What you need to do:
Search the listing below for the word "this" and copy each line that holds it.

● ● ●

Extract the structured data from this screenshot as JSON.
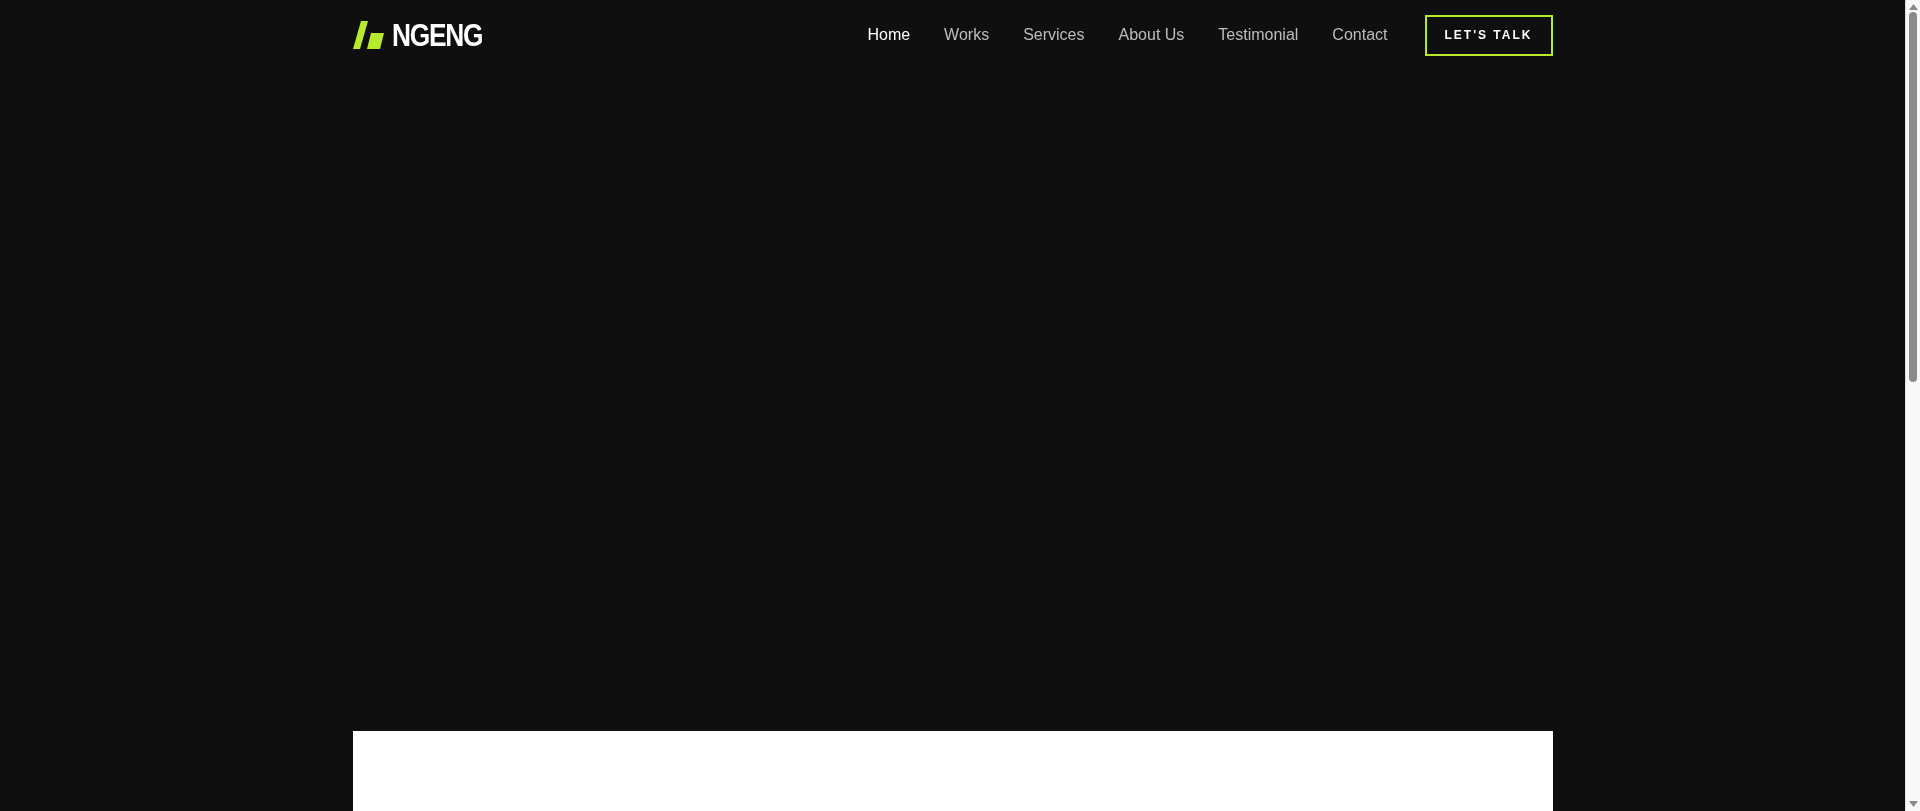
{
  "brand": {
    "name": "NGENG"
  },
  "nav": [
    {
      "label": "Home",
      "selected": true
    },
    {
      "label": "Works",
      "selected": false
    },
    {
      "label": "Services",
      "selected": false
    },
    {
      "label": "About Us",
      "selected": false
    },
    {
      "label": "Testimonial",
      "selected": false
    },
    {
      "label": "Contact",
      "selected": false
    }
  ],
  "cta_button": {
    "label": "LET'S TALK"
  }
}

● ● ●

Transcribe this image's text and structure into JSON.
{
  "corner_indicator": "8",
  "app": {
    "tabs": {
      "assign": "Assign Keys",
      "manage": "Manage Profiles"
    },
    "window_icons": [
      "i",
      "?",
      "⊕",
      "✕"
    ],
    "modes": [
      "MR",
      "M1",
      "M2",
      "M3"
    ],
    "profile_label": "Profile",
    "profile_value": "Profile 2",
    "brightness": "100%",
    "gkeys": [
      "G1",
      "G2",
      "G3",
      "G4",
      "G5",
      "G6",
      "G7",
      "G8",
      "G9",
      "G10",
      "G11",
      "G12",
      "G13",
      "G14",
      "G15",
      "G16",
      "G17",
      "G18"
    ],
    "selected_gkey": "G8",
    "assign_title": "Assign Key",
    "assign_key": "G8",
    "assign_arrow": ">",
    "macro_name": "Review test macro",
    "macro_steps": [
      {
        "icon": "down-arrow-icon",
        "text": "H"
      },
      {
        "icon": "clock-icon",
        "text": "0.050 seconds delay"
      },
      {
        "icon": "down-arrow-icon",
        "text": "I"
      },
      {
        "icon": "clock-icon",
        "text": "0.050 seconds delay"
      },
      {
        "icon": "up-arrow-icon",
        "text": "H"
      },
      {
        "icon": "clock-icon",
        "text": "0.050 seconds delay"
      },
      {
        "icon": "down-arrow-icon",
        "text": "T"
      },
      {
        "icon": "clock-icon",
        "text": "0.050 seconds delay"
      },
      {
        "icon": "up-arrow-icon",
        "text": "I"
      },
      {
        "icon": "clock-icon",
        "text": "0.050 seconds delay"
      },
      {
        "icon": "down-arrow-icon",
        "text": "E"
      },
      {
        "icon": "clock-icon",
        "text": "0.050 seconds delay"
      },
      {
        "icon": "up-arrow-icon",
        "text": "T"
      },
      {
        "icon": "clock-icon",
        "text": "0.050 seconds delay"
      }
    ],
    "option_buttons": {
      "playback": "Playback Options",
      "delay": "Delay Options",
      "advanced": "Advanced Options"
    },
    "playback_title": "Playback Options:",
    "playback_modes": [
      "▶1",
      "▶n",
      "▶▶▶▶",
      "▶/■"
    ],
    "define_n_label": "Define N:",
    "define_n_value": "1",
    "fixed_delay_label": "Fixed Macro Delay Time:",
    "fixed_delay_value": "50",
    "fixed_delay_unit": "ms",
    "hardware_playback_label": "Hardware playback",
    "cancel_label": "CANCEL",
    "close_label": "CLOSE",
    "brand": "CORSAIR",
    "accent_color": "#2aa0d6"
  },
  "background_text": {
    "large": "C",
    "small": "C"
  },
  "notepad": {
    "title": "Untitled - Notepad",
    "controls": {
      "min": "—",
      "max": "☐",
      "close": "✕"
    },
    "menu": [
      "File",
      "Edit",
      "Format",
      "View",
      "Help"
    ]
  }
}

● ● ●

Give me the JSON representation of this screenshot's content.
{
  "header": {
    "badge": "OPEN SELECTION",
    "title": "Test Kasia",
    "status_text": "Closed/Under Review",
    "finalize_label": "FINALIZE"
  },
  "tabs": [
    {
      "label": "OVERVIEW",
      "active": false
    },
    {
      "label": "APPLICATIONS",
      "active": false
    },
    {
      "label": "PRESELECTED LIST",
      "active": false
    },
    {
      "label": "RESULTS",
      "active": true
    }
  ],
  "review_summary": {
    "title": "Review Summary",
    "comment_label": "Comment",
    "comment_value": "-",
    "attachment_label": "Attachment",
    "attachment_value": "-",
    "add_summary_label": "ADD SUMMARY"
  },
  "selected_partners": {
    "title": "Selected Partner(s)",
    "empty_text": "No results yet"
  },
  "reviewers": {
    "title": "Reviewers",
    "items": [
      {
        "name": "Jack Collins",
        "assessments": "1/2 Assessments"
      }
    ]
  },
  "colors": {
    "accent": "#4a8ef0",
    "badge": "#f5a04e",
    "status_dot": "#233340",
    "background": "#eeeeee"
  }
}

● ● ●

Answer below:
Extract the structured data from this screenshot as JSON.
Transcribe this image's text and structure into JSON.
Give me the JSON representation of this screenshot's content.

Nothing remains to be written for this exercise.